* BEGIN Given records *

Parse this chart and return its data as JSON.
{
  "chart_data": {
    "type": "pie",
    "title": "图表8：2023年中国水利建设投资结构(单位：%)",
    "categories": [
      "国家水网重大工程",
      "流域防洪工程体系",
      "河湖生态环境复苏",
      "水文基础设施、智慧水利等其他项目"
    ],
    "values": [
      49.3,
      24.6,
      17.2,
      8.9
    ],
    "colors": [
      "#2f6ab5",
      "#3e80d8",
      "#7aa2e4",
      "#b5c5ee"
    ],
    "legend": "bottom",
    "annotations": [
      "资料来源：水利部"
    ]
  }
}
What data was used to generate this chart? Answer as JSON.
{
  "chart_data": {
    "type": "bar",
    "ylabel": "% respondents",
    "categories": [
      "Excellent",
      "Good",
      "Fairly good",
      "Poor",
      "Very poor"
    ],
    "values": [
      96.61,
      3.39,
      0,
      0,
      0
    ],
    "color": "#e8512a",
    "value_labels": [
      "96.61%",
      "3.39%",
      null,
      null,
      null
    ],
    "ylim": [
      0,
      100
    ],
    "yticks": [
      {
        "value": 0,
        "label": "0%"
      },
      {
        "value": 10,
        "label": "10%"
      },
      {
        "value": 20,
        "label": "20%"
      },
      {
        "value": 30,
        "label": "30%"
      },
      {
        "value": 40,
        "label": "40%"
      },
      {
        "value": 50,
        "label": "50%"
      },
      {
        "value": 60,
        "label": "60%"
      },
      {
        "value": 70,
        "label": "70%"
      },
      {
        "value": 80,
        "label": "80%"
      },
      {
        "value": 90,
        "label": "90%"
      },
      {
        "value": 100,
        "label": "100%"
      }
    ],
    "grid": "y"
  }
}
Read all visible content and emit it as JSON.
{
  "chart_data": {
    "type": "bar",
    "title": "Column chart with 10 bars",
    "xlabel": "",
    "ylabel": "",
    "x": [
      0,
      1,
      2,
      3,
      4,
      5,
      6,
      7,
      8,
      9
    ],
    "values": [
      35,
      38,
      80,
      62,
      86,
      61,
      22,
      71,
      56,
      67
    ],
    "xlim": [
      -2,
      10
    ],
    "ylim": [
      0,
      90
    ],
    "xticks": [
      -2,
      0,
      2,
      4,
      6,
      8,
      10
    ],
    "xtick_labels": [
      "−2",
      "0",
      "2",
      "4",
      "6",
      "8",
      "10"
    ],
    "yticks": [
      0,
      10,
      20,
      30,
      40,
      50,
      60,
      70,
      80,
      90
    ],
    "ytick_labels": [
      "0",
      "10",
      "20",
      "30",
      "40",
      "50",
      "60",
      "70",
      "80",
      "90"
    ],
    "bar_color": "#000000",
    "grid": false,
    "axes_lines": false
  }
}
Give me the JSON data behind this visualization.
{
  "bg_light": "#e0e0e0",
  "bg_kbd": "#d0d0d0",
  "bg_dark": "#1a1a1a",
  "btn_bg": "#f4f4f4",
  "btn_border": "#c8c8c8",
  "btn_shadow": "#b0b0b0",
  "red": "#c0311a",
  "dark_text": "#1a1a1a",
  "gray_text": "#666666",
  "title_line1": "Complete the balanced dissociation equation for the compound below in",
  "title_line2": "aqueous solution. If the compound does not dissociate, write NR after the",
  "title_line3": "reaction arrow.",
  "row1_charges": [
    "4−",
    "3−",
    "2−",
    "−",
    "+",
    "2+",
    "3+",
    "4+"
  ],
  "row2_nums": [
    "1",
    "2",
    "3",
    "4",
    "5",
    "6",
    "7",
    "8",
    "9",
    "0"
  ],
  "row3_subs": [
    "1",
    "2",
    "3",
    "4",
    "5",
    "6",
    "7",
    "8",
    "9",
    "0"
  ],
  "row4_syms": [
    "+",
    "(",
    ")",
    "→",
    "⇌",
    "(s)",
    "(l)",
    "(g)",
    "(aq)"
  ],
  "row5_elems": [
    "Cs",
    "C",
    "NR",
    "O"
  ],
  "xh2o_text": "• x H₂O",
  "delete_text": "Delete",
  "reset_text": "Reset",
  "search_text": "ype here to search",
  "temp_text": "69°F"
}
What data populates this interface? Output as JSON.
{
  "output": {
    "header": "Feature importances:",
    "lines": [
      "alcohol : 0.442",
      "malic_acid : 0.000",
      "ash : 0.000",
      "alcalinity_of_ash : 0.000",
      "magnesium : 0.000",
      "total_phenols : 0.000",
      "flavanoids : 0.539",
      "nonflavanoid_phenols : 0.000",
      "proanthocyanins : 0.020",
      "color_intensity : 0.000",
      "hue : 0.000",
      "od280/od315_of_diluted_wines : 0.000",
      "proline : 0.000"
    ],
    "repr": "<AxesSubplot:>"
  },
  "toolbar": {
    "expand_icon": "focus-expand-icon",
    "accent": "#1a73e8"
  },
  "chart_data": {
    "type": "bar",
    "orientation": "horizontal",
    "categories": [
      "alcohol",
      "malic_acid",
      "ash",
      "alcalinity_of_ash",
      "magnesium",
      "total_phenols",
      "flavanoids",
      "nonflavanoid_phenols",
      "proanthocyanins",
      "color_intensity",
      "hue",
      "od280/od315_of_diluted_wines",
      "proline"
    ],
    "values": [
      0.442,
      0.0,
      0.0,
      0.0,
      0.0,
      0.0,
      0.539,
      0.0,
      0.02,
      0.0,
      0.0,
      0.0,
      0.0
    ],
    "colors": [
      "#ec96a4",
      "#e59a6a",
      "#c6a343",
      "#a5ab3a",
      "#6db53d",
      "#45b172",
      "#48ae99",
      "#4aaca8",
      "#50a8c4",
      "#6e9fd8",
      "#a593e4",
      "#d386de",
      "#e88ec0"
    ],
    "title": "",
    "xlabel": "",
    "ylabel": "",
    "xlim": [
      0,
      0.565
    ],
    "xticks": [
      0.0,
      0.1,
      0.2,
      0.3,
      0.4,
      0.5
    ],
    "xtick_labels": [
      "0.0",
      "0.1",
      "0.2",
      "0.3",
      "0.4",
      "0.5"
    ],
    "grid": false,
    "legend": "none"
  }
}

* END Given records *

Given request ->
Each line of the material should be echoed exactly.

Written answer ->
Parse this chart and return its data as JSON.
{
  "chart_data": {
    "type": "pie",
    "title": "图表8：2023年中国水利建设投资结构(单位：%)",
    "categories": [
      "国家水网重大工程",
      "流域防洪工程体系",
      "河湖生态环境复苏",
      "水文基础设施、智慧水利等其他项目"
    ],
    "values": [
      49.3,
      24.6,
      17.2,
      8.9
    ],
    "colors": [
      "#2f6ab5",
      "#3e80d8",
      "#7aa2e4",
      "#b5c5ee"
    ],
    "legend": "bottom",
    "annotations": [
      "资料来源：水利部"
    ]
  }
}
What data was used to generate this chart? Answer as JSON.
{
  "chart_data": {
    "type": "bar",
    "ylabel": "% respondents",
    "categories": [
      "Excellent",
      "Good",
      "Fairly good",
      "Poor",
      "Very poor"
    ],
    "values": [
      96.61,
      3.39,
      0,
      0,
      0
    ],
    "color": "#e8512a",
    "value_labels": [
      "96.61%",
      "3.39%",
      null,
      null,
      null
    ],
    "ylim": [
      0,
      100
    ],
    "yticks": [
      {
        "value": 0,
        "label": "0%"
      },
      {
        "value": 10,
        "label": "10%"
      },
      {
        "value": 20,
        "label": "20%"
      },
      {
        "value": 30,
        "label": "30%"
      },
      {
        "value": 40,
        "label": "40%"
      },
      {
        "value": 50,
        "label": "50%"
      },
      {
        "value": 60,
        "label": "60%"
      },
      {
        "value": 70,
        "label": "70%"
      },
      {
        "value": 80,
        "label": "80%"
      },
      {
        "value": 90,
        "label": "90%"
      },
      {
        "value": 100,
        "label": "100%"
      }
    ],
    "grid": "y"
  }
}
Read all visible content and emit it as JSON.
{
  "chart_data": {
    "type": "bar",
    "title": "Column chart with 10 bars",
    "xlabel": "",
    "ylabel": "",
    "x": [
      0,
      1,
      2,
      3,
      4,
      5,
      6,
      7,
      8,
      9
    ],
    "values": [
      35,
      38,
      80,
      62,
      86,
      61,
      22,
      71,
      56,
      67
    ],
    "xlim": [
      -2,
      10
    ],
    "ylim": [
      0,
      90
    ],
    "xticks": [
      -2,
      0,
      2,
      4,
      6,
      8,
      10
    ],
    "xtick_labels": [
      "−2",
      "0",
      "2",
      "4",
      "6",
      "8",
      "10"
    ],
    "yticks": [
      0,
      10,
      20,
      30,
      40,
      50,
      60,
      70,
      80,
      90
    ],
    "ytick_labels": [
      "0",
      "10",
      "20",
      "30",
      "40",
      "50",
      "60",
      "70",
      "80",
      "90"
    ],
    "bar_color": "#000000",
    "grid": false,
    "axes_lines": false
  }
}
Give me the JSON data behind this visualization.
{
  "bg_light": "#e0e0e0",
  "bg_kbd": "#d0d0d0",
  "bg_dark": "#1a1a1a",
  "btn_bg": "#f4f4f4",
  "btn_border": "#c8c8c8",
  "btn_shadow": "#b0b0b0",
  "red": "#c0311a",
  "dark_text": "#1a1a1a",
  "gray_text": "#666666",
  "title_line1": "Complete the balanced dissociation equation for the compound below in",
  "title_line2": "aqueous solution. If the compound does not dissociate, write NR after the",
  "title_line3": "reaction arrow.",
  "row1_charges": [
    "4−",
    "3−",
    "2−",
    "−",
    "+",
    "2+",
    "3+",
    "4+"
  ],
  "row2_nums": [
    "1",
    "2",
    "3",
    "4",
    "5",
    "6",
    "7",
    "8",
    "9",
    "0"
  ],
  "row3_subs": [
    "1",
    "2",
    "3",
    "4",
    "5",
    "6",
    "7",
    "8",
    "9",
    "0"
  ],
  "row4_syms": [
    "+",
    "(",
    ")",
    "→",
    "⇌",
    "(s)",
    "(l)",
    "(g)",
    "(aq)"
  ],
  "row5_elems": [
    "Cs",
    "C",
    "NR",
    "O"
  ],
  "xh2o_text": "• x H₂O",
  "delete_text": "Delete",
  "reset_text": "Reset",
  "search_text": "ype here to search",
  "temp_text": "69°F"
}
What data populates this interface? Output as JSON.
{
  "output": {
    "header": "Feature importances:",
    "lines": [
      "alcohol : 0.442",
      "malic_acid : 0.000",
      "ash : 0.000",
      "alcalinity_of_ash : 0.000",
      "magnesium : 0.000",
      "total_phenols : 0.000",
      "flavanoids : 0.539",
      "nonflavanoid_phenols : 0.000",
      "proanthocyanins : 0.020",
      "color_intensity : 0.000",
      "hue : 0.000",
      "od280/od315_of_diluted_wines : 0.000",
      "proline : 0.000"
    ],
    "repr": "<AxesSubplot:>"
  },
  "toolbar": {
    "expand_icon": "focus-expand-icon",
    "accent": "#1a73e8"
  },
  "chart_data": {
    "type": "bar",
    "orientation": "horizontal",
    "categories": [
      "alcohol",
      "malic_acid",
      "ash",
      "alcalinity_of_ash",
      "magnesium",
      "total_phenols",
      "flavanoids",
      "nonflavanoid_phenols",
      "proanthocyanins",
      "color_intensity",
      "hue",
      "od280/od315_of_diluted_wines",
      "proline"
    ],
    "values": [
      0.442,
      0.0,
      0.0,
      0.0,
      0.0,
      0.0,
      0.539,
      0.0,
      0.02,
      0.0,
      0.0,
      0.0,
      0.0
    ],
    "colors": [
      "#ec96a4",
      "#e59a6a",
      "#c6a343",
      "#a5ab3a",
      "#6db53d",
      "#45b172",
      "#48ae99",
      "#4aaca8",
      "#50a8c4",
      "#6e9fd8",
      "#a593e4",
      "#d386de",
      "#e88ec0"
    ],
    "title": "",
    "xlabel": "",
    "ylabel": "",
    "xlim": [
      0,
      0.565
    ],
    "xticks": [
      0.0,
      0.1,
      0.2,
      0.3,
      0.4,
      0.5
    ],
    "xtick_labels": [
      "0.0",
      "0.1",
      "0.2",
      "0.3",
      "0.4",
      "0.5"
    ],
    "grid": false,
    "legend": "none"
  }
}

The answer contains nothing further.